▶ [Requirement]: Copy out the material from the line containing "cycle-step-number: 4 <box>387" through the line containing "cycle-step-badge: 7 <box>170", inclusive, and nothing else.

▶ [Record excerpts]:
****************************************

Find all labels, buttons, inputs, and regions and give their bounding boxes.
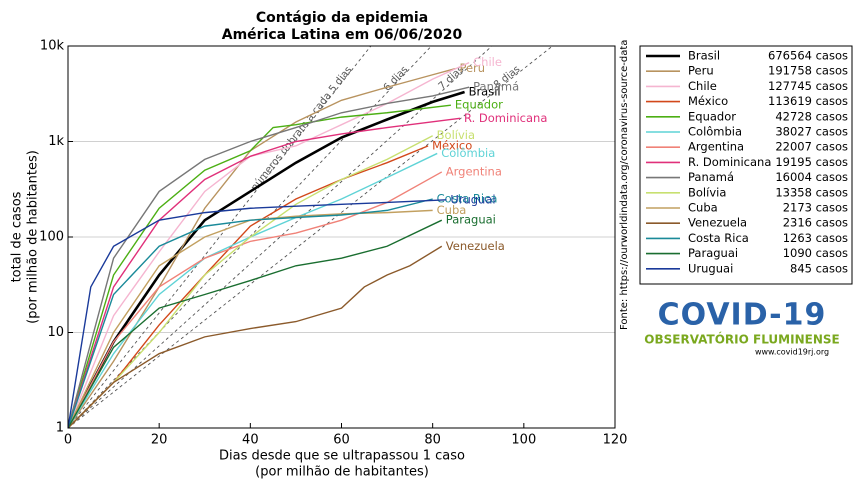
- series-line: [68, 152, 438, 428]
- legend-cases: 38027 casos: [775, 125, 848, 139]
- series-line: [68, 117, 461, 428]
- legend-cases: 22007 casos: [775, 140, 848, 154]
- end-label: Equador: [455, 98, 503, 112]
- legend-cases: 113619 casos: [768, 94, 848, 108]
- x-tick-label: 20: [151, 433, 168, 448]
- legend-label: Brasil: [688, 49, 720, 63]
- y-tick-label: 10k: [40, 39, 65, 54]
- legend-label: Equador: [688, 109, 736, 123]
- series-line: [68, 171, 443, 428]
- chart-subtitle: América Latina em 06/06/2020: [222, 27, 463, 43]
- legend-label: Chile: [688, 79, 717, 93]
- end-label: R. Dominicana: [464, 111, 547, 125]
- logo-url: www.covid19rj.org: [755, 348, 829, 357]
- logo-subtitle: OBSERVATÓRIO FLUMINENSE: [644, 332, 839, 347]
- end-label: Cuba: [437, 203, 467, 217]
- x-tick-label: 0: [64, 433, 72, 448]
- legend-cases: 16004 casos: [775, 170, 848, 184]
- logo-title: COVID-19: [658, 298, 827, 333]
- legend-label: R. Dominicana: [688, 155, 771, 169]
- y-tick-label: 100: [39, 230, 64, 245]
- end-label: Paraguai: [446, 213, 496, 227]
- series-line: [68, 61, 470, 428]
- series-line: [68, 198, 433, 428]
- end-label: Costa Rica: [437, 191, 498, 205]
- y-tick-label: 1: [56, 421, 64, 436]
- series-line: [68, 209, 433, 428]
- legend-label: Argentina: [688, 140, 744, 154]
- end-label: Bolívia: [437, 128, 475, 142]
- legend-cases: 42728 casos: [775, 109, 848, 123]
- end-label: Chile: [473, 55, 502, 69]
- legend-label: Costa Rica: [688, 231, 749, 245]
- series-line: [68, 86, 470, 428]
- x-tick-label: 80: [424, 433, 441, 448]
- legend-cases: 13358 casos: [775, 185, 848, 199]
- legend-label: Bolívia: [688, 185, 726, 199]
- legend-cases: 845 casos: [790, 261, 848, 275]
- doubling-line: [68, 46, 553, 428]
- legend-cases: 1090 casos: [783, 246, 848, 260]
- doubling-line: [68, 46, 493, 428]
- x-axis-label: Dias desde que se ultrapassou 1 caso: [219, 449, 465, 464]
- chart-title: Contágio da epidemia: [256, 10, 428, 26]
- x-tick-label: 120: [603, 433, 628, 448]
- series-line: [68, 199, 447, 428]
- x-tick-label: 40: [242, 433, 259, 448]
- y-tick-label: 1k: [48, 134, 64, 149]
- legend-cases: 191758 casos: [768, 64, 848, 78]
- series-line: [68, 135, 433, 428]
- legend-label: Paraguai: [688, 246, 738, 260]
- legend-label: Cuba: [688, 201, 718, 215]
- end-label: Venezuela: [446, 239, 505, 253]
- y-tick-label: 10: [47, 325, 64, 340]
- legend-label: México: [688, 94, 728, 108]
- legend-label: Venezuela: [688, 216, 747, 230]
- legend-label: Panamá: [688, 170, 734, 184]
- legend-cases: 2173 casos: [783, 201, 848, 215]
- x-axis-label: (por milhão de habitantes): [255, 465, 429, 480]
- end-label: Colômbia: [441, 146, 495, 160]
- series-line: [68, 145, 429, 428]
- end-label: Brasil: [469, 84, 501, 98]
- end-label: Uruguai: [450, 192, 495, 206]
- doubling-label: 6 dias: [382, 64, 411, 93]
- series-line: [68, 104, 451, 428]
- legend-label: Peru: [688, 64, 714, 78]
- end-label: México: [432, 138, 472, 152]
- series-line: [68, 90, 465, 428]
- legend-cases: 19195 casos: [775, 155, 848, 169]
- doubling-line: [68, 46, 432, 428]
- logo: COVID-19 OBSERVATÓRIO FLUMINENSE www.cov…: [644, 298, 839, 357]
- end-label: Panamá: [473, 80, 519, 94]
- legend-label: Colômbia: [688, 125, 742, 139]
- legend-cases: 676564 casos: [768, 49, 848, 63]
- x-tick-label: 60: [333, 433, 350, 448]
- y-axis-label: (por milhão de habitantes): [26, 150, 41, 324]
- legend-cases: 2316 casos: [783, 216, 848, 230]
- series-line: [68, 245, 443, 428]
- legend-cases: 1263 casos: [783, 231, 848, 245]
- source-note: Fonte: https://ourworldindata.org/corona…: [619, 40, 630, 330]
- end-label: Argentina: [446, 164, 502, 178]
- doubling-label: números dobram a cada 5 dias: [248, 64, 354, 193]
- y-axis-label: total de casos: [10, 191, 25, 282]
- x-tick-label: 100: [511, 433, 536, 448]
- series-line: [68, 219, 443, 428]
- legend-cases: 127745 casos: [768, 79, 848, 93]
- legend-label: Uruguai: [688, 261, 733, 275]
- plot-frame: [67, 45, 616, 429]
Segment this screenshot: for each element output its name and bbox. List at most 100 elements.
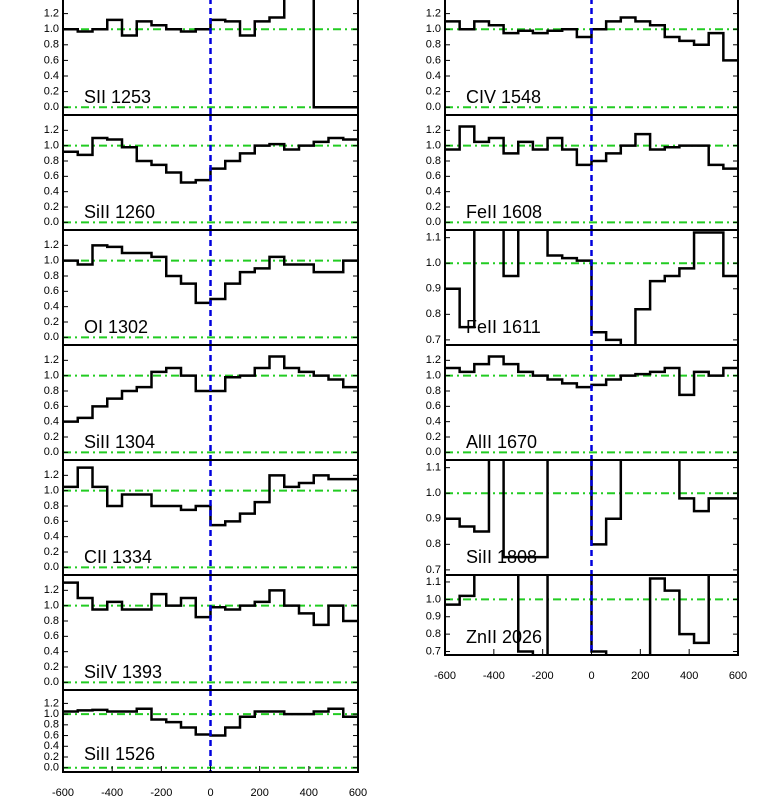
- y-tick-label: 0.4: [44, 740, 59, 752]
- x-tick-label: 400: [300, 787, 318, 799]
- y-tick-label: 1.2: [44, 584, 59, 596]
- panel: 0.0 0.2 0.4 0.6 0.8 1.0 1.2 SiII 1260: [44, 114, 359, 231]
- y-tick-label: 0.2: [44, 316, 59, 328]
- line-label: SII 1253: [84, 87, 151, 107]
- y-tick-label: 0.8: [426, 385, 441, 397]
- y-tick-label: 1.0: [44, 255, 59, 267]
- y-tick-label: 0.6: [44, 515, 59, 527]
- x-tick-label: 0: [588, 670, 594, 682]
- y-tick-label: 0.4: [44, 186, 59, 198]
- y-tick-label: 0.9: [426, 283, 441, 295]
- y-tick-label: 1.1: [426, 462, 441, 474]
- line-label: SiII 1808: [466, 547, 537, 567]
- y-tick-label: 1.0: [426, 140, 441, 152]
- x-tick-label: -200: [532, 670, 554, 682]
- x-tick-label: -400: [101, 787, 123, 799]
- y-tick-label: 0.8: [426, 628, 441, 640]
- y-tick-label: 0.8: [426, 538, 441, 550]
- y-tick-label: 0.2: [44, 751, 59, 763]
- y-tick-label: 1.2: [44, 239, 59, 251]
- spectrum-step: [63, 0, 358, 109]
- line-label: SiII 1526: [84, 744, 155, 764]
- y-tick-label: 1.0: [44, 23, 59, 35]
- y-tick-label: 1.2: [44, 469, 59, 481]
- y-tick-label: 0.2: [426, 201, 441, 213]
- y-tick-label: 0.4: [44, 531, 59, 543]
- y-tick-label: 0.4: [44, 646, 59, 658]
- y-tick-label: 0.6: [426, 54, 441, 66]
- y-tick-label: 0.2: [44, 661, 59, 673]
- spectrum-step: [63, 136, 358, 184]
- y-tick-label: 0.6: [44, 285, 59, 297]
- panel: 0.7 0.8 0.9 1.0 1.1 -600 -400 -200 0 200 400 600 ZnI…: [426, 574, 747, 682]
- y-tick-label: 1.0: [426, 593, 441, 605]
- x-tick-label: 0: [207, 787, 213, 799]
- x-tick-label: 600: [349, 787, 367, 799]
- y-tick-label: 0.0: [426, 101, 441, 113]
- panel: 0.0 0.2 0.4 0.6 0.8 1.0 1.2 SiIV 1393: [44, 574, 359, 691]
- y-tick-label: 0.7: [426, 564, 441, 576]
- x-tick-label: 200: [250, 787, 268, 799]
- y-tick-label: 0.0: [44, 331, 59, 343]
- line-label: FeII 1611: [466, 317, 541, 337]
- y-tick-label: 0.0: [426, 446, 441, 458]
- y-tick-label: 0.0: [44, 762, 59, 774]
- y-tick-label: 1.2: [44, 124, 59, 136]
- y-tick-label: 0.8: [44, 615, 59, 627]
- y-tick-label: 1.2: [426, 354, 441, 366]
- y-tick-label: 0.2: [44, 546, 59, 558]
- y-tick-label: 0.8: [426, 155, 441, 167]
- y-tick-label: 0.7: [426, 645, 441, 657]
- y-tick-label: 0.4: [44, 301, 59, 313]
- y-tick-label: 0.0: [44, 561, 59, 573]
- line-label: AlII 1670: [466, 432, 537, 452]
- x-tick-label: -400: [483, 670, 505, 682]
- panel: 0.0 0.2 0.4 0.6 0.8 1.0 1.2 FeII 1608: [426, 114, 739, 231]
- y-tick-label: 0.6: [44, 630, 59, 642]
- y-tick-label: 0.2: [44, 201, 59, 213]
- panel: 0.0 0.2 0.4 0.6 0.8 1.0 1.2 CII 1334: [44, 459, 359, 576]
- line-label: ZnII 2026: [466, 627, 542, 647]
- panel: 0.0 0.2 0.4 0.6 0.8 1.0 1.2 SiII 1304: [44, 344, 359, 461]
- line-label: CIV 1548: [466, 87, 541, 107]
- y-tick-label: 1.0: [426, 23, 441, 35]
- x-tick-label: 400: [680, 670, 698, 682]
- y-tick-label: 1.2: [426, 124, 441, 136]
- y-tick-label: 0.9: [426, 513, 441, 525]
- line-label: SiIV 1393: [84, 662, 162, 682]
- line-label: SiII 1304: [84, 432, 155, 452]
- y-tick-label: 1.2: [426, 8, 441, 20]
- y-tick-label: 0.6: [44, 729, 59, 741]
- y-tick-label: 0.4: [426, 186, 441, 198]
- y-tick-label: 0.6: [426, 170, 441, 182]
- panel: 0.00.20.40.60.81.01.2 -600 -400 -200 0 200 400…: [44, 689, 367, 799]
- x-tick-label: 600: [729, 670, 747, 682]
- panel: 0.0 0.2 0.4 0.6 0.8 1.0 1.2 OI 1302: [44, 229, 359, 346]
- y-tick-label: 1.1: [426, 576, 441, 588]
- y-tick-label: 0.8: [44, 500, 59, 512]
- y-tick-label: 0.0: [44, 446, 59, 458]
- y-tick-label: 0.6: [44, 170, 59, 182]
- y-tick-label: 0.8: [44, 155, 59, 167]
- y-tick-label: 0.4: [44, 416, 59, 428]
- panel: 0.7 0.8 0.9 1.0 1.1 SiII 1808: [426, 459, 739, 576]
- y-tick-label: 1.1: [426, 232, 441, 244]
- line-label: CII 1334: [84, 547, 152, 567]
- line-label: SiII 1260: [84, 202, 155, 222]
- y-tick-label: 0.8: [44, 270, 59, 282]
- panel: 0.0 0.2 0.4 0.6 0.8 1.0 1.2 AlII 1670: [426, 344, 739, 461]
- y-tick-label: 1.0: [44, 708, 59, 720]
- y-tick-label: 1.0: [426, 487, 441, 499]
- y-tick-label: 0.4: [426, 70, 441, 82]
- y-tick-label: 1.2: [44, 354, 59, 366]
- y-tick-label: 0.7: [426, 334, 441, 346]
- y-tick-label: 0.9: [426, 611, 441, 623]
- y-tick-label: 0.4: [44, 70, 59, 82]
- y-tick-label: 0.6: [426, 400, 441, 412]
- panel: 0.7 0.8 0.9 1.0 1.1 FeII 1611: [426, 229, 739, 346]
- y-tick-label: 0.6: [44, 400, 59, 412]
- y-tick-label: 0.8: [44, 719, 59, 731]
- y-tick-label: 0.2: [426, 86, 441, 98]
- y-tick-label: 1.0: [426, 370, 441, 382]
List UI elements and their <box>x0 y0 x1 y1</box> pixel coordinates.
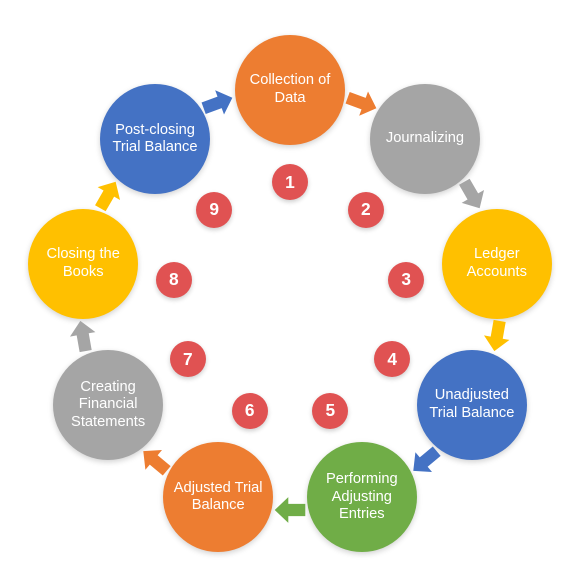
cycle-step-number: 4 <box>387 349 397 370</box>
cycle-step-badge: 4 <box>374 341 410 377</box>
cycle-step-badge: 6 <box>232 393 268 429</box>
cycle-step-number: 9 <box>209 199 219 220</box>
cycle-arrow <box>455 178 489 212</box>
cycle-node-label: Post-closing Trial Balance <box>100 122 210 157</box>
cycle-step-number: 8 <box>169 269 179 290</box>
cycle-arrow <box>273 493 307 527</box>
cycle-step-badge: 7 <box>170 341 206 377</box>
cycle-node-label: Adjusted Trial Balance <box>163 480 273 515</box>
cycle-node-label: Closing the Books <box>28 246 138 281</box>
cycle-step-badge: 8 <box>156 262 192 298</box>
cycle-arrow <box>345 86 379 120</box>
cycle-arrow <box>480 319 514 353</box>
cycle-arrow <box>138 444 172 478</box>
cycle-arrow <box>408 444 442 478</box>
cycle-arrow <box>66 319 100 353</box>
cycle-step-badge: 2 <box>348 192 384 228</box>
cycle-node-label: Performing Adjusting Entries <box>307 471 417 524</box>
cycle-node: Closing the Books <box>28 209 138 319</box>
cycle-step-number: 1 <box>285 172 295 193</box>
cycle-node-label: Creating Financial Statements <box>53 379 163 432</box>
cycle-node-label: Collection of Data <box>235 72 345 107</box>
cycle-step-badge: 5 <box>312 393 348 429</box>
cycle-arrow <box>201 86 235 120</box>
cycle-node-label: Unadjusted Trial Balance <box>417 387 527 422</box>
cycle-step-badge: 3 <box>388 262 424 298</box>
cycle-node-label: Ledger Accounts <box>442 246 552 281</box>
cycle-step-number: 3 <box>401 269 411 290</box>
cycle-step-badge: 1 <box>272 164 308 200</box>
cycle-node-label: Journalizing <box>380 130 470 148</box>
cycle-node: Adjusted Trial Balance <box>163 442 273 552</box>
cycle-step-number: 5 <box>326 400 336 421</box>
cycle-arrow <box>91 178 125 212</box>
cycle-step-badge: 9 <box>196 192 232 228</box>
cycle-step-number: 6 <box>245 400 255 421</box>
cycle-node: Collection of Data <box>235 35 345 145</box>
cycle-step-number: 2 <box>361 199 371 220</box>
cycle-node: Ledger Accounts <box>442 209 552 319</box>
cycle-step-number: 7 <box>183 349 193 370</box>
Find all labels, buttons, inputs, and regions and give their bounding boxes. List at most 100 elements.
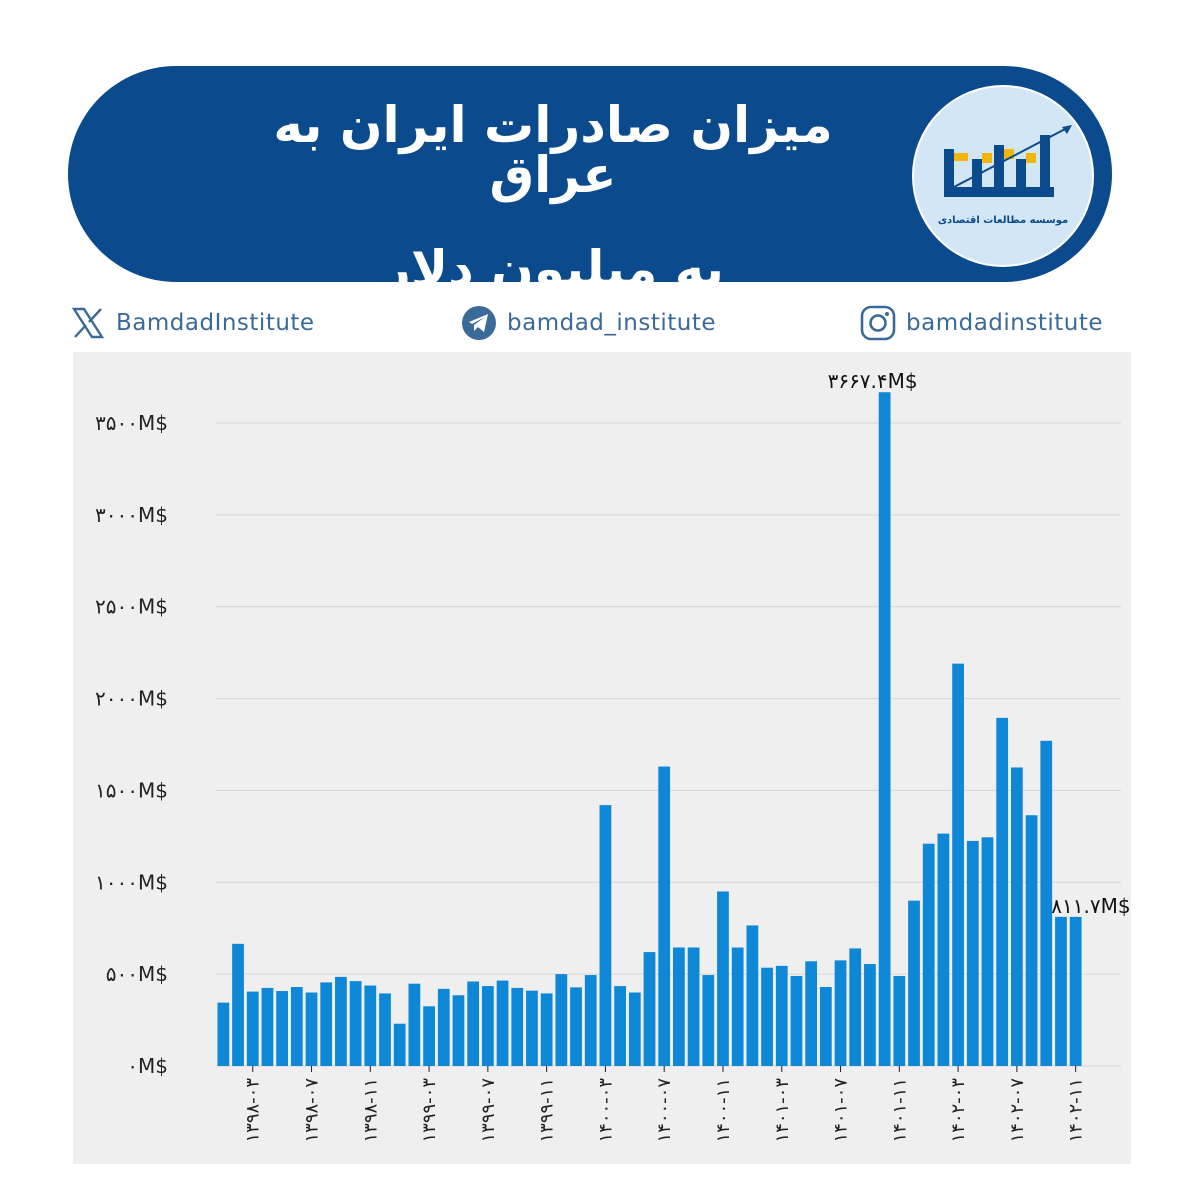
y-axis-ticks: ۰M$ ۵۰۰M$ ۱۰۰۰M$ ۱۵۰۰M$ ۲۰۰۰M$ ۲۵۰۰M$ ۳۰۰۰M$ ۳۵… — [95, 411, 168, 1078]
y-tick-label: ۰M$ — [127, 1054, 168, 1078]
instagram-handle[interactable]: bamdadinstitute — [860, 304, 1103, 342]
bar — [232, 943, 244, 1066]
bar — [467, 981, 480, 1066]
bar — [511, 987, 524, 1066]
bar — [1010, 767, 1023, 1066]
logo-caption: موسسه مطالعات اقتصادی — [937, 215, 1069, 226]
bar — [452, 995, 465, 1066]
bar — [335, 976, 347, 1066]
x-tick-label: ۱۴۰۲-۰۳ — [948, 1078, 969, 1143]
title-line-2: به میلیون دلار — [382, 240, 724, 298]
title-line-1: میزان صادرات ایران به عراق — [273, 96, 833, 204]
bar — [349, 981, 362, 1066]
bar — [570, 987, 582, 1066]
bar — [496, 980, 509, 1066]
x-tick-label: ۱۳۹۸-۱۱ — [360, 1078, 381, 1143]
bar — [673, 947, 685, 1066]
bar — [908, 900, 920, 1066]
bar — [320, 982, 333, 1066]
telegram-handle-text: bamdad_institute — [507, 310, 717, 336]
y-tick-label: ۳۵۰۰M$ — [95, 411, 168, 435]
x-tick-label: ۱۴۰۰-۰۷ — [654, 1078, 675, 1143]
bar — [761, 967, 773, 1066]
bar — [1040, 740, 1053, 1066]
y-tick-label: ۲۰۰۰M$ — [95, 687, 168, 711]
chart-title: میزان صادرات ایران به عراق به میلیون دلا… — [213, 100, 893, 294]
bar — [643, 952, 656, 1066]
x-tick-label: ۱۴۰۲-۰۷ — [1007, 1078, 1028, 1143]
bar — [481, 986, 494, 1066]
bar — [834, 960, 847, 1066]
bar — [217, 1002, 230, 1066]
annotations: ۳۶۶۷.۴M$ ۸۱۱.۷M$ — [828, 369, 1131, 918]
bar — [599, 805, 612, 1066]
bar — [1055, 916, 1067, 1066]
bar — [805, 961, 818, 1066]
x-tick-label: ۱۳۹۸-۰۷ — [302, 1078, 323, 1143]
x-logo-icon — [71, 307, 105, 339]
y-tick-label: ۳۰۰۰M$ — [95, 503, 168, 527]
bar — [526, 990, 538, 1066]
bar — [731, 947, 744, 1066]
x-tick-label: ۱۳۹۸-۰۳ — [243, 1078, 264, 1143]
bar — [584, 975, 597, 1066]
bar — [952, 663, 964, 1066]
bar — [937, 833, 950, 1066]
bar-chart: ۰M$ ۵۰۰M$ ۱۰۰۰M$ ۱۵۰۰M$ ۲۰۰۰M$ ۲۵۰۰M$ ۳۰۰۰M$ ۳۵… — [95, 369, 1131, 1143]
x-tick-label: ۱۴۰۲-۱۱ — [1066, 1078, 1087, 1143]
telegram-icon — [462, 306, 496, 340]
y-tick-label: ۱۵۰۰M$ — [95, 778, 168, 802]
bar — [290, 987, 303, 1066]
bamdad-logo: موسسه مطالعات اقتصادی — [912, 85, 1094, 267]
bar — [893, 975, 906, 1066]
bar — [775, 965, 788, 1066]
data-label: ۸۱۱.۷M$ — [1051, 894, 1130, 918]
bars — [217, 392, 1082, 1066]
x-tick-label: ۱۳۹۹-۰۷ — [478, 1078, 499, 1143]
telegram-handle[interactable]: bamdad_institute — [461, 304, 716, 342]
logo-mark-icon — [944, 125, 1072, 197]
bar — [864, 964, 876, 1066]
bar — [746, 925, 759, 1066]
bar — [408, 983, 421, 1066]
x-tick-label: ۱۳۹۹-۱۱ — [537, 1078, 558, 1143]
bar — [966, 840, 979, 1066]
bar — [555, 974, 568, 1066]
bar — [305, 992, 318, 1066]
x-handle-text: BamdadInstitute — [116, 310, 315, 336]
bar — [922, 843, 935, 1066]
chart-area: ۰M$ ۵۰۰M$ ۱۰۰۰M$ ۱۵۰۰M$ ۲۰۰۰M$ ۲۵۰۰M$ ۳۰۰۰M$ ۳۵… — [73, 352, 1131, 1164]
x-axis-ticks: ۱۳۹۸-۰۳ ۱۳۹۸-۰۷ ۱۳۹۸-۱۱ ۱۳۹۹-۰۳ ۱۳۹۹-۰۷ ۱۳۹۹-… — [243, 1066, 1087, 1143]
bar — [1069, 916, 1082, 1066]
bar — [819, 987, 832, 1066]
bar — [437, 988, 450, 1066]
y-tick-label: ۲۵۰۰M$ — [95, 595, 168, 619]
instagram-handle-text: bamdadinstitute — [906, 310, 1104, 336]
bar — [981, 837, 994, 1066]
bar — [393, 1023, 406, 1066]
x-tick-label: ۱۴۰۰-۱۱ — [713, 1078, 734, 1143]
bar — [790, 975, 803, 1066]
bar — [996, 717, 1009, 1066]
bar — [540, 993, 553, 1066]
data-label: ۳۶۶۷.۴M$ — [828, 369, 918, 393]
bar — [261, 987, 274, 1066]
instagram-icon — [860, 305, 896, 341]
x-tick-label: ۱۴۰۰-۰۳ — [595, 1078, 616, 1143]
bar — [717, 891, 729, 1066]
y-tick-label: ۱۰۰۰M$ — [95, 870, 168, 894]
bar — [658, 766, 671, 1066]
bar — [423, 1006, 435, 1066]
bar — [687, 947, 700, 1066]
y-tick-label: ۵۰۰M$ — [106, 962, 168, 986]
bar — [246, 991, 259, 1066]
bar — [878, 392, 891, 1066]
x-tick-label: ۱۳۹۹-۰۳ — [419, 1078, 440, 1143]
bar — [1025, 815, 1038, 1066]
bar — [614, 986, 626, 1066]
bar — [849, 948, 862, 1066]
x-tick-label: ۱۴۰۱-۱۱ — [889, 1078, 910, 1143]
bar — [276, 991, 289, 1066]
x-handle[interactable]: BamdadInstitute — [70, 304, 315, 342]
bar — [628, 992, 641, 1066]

****************************************

▶ [Written response]:
cycle-step-number: 4 <box>387 349 397 370</box>
cycle-step-badge: 4 <box>374 341 410 377</box>
cycle-step-badge: 6 <box>232 393 268 429</box>
cycle-step-number: 9 <box>209 199 219 220</box>
cycle-arrow <box>455 178 489 212</box>
cycle-node-label: Post-closing Trial Balance <box>100 122 210 157</box>
cycle-step-number: 8 <box>169 269 179 290</box>
cycle-arrow <box>273 493 307 527</box>
cycle-step-badge: 7 <box>170 341 206 377</box>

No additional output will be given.